> [Request]:
In the discussion excerpt below, list every total shown beneath the rows of equals signs in the sample solution.

As you can see, I've color coded the solution. The red invoice amounts equal the red check exactly, and the same for green and blue and the uncolored were those invoices that were not paid. But I started with no idea which invoices equaled which checks. I never want to have to do this again blindly.--108.54.25.10 (talk) 13:35, 9 September 2012 (UTC)[reply]

The most obvious answer is to keep better track of things in the first place (date your invoices), so you don't need to try to figure it out after. However, a trial-and-error program is the obvious solution. If you want, I could even write you one and send it to you. However, there is the possibility of multiple solutions. StuRat (talk) 14:53, 9 September 2012 (UTC)[reply]
This is the Subset sum problem. Taemyr (talk) 15:02, 9 September 2012 (UTC)[reply]
Looking at the most brute force approach of just trying every amount in one of 4 categories (including those that don't match anything), I get an unmanageable 4^28 possible combos, or some 72 quadrillion. That approach is definitely out. A more elegant approach might be to just look at which items add up to the lowest total first. StuRat (talk) 15:17, 9 September 2012 (UTC)[reply]
Interesting. Do you know of an existing program online to plug in numbers and get a solution? If not, I will take you up on that offer Stu (I use macs, which I thought you might need to know to make the program work for me) My email is ammtss AT yahoo DOT com. By the way, they are not my invoices. I am an attorney matching proof to make a coherent presentation to a jury on a property damage suit; the invoices are for building supplies paid to a third party by my client for the rebuild after massive flood damage. There were some clues in the invoices that helped me narrow down into categories and mix and match from there or I don't think I could have done it.--108.54.25.10 (talk) 15:31, 9 September 2012 (UTC)[reply]
That explains it then. I was wondering how anyone could solve such a complex problem by hand. StuRat (talk) 16:50, 9 September 2012 (UTC)[reply]
I have some bad news for you. When I said there might be multiple solutions, that was apparently an understatement. I wrote a program to solve it, and came up with 623 possible solutions. Your solution was the 11th. Here's just one more (the 63rd):
  78.45
  58.38               91.36
  57.67               89.47
  48.30               75.44
  35.33               72.94
  23.91    233.45     42.81
  18.43     98.43     34.60
+  7.32   + 49.30   + 31.04
=======   =======   =======
 327.79    381.18    437.66
So, the solution you found and presented in court may not be correct. Therefore, even with a program, you will end up with a large number of possibilities, and no way to know which one is correct. I'm afraid you're down to either presenting the evidence as your client gave it to you, getting your client to give you better info, or lying in court and claiming that one of the solutions you found is the correct one, when you really don't know that. StuRat (talk) 05:51, 10 September 2012 (UTC)[reply]
What strikes me about the figures is they seem rather peculiar. There's no duplicates and they don't look like the prices people charge and don't evem look like ones with some tax added. The first digits don't follow Benford's law at all. I've had unfortunately soemtimmes had to deal with money which hadn't been properly tracked and there's all sorts of things one can check - the people who wrote a checque, what kind of item the amounts correspond to, the dates etc. In this case your client can probably ietmize most of the things bought and when and a check with the suppliers catalogue could then say for the ones that were remembered what the price was. The dates of the remainder with a list of where the others fit would then prompt more and might suggest what was being worked on at the time. Dmcq (talk) 16:40, 10 September 2012 (UTC)[reply]
I would never try to brute-force problems like this, and you don't have to. First of all, you don't need to check 4^28 combinations, you can split the problem and try to cover the smallest check first.

> [Raw records]:
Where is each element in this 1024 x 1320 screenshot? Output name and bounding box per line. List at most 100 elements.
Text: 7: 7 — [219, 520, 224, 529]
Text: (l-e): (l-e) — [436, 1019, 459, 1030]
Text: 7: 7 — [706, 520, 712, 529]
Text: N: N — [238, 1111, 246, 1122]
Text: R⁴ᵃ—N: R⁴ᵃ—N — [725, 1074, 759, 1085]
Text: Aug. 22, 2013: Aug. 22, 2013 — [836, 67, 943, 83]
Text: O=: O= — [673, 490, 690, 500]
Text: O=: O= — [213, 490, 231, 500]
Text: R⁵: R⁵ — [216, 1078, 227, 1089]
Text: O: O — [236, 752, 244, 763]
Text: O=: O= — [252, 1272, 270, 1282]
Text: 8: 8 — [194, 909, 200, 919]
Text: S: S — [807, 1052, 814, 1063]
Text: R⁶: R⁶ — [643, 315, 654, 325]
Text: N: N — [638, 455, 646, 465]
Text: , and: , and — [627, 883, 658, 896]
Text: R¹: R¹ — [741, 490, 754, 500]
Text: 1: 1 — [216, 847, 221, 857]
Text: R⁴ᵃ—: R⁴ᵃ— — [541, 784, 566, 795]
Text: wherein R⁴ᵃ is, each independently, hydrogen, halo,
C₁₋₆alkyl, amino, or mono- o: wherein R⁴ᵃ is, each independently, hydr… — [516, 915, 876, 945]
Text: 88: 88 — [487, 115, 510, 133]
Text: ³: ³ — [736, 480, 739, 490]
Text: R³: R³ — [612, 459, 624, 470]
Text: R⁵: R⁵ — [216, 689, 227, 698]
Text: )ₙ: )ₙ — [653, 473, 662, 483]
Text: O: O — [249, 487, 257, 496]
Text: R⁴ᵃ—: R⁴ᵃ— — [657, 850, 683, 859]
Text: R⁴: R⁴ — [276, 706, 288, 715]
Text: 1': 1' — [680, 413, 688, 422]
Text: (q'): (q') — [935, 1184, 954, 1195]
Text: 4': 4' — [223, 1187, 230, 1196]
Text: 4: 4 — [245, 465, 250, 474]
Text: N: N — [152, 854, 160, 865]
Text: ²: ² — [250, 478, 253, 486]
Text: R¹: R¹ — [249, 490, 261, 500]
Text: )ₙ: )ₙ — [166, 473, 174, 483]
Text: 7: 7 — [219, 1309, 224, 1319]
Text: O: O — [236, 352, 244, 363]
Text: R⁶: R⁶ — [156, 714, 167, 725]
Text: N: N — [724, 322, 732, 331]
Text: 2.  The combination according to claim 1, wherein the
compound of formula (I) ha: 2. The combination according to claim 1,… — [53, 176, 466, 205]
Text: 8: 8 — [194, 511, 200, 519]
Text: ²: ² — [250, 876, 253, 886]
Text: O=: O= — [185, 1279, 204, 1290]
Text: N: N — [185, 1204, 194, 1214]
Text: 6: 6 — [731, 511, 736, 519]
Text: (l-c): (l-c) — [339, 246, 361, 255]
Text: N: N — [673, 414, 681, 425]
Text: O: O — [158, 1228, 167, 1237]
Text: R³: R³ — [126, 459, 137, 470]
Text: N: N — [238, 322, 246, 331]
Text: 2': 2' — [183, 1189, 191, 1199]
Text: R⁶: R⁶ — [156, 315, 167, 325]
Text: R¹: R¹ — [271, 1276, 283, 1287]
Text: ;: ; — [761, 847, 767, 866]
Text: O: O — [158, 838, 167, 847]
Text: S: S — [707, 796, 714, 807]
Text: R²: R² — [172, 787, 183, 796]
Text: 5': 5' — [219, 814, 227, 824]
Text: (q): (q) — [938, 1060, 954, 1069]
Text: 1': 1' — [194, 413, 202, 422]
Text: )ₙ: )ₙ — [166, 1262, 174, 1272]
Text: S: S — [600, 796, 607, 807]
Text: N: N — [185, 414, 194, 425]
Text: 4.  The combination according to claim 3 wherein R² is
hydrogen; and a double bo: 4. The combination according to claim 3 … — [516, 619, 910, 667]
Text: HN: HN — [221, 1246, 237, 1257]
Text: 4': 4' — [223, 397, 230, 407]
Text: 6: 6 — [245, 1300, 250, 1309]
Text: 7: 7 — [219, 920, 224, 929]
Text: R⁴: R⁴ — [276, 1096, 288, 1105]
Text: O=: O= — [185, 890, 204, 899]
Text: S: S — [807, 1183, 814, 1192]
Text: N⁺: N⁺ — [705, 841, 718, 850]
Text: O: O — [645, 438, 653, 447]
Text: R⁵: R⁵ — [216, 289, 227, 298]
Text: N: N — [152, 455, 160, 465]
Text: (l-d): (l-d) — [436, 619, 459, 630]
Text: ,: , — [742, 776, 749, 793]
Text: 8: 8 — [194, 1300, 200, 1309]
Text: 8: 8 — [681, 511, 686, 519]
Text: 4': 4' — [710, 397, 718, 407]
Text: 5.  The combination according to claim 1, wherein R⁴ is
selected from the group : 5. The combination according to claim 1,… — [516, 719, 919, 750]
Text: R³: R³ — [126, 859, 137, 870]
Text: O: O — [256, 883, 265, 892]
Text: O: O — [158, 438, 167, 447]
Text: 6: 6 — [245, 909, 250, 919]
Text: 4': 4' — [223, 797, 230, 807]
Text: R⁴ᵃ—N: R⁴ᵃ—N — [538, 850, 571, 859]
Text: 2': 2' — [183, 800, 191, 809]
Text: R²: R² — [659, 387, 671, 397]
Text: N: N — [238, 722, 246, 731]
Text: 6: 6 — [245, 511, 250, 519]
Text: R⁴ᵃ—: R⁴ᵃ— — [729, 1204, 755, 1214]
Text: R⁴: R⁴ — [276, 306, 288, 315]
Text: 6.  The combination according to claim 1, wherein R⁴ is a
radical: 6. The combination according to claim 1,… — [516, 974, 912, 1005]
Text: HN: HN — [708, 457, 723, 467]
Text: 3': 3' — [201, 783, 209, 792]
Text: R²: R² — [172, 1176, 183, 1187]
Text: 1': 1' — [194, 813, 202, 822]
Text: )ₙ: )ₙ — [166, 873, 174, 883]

> [Exercise output]:
327.79, 381.18, 437.66